Omit all pictures. Copy the rest of the material exactly.

Stored dataset items:
— start —

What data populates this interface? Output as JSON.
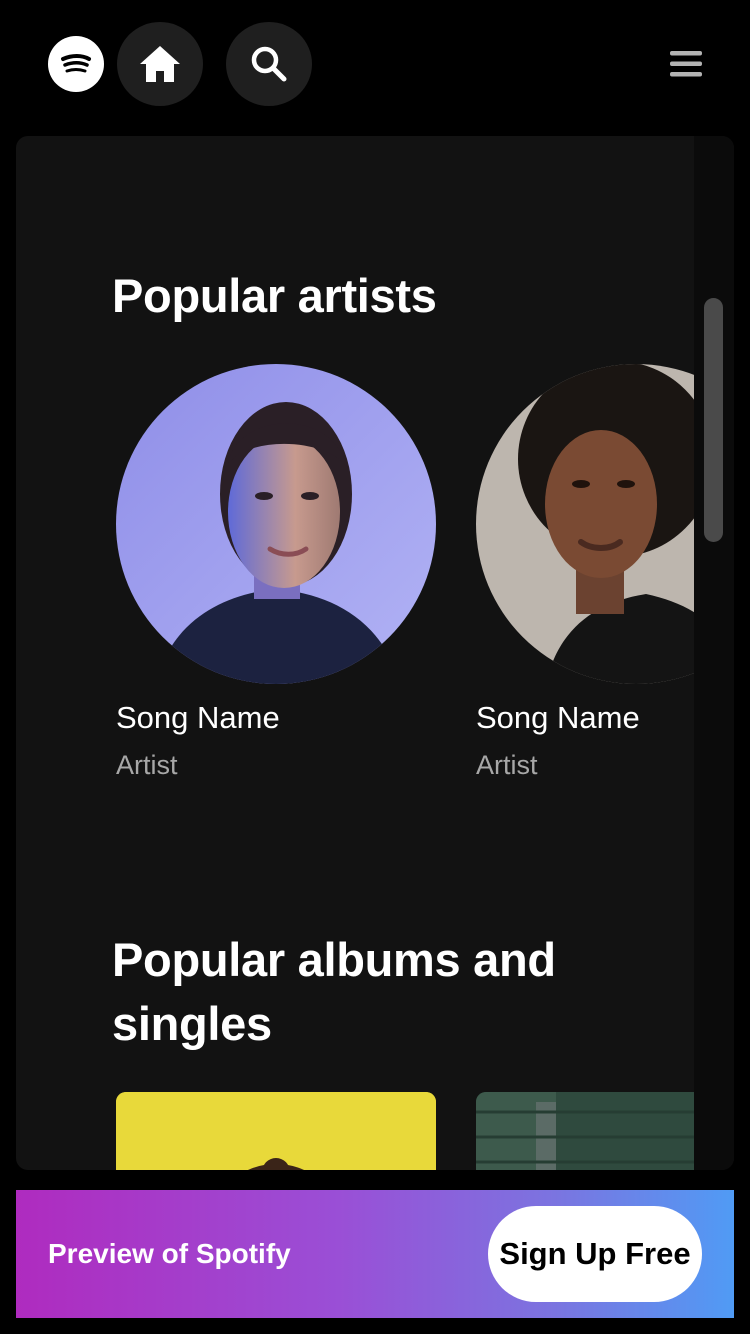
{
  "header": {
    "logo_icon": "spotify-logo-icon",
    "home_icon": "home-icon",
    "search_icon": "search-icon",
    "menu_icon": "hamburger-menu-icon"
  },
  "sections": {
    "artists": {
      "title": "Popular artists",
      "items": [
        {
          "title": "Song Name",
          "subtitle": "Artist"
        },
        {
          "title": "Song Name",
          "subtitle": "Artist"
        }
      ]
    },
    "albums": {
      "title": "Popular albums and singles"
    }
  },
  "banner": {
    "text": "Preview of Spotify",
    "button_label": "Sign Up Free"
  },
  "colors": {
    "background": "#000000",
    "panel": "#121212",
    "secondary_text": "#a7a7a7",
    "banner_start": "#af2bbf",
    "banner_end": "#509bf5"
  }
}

— end —

**Response for this exercise:**
What data populates this interface? Output as JSON.
{
  "header": {
    "logo_icon": "spotify-logo-icon",
    "home_icon": "home-icon",
    "search_icon": "search-icon",
    "menu_icon": "hamburger-menu-icon"
  },
  "sections": {
    "artists": {
      "title": "Popular artists",
      "items": [
        {
          "title": "Song Name",
          "subtitle": "Artist"
        },
        {
          "title": "Song Name",
          "subtitle": "Artist"
        }
      ]
    },
    "albums": {
      "title": "Popular albums and singles"
    }
  },
  "banner": {
    "text": "Preview of Spotify",
    "button_label": "Sign Up Free"
  },
  "colors": {
    "background": "#000000",
    "panel": "#121212",
    "secondary_text": "#a7a7a7",
    "banner_start": "#af2bbf",
    "banner_end": "#509bf5"
  }
}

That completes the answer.